◆ **WRITTEN EXERCISE**
Return exactly the span of lines that opens with the line containing "Convert this document image to plain text." and closes with the last line of the data, inclusive.

◆ **SOURCE DATA**
****************************************
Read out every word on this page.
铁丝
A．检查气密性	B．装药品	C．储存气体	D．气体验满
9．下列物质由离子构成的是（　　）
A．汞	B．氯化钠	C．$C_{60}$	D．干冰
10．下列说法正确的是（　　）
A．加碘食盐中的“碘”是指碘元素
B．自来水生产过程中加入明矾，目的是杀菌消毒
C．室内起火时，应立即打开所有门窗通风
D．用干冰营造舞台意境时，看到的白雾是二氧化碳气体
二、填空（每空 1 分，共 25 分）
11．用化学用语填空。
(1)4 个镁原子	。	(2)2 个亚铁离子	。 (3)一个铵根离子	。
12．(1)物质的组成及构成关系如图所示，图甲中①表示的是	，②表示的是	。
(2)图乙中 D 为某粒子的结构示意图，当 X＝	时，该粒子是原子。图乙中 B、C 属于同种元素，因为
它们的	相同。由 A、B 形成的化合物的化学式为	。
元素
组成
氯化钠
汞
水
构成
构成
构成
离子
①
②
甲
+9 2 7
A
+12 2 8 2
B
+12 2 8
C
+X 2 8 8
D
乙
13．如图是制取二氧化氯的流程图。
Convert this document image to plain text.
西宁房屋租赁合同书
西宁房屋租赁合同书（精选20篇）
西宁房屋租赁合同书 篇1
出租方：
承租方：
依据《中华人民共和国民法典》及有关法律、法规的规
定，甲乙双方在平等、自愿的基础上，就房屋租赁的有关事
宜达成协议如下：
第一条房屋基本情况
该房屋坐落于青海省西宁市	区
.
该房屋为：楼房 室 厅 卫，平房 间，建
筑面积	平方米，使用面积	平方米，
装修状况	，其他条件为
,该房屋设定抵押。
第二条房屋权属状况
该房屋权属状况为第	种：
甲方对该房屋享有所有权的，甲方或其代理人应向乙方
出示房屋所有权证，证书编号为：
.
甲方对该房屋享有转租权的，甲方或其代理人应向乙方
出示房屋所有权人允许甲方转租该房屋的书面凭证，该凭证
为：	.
****************************************
◆ **RESULT OF THE TASK**
Convert this document image to plain text.
西宁房屋租赁合同书
西宁房屋租赁合同书（精选20篇）
西宁房屋租赁合同书 篇1
出租方：
承租方：
依据《中华人民共和国民法典》及有关法律、法规的规
定，甲乙双方在平等、自愿的基础上，就房屋租赁的有关事
宜达成协议如下：
第一条房屋基本情况
该房屋坐落于青海省西宁市	区
.
该房屋为：楼房 室 厅 卫，平房 间，建
筑面积	平方米，使用面积	平方米，
装修状况	，其他条件为
,该房屋设定抵押。
第二条房屋权属状况
该房屋权属状况为第	种：
甲方对该房屋享有所有权的，甲方或其代理人应向乙方
出示房屋所有权证，证书编号为：
.
甲方对该房屋享有转租权的，甲方或其代理人应向乙方
出示房屋所有权人允许甲方转租该房屋的书面凭证，该凭证
为：	.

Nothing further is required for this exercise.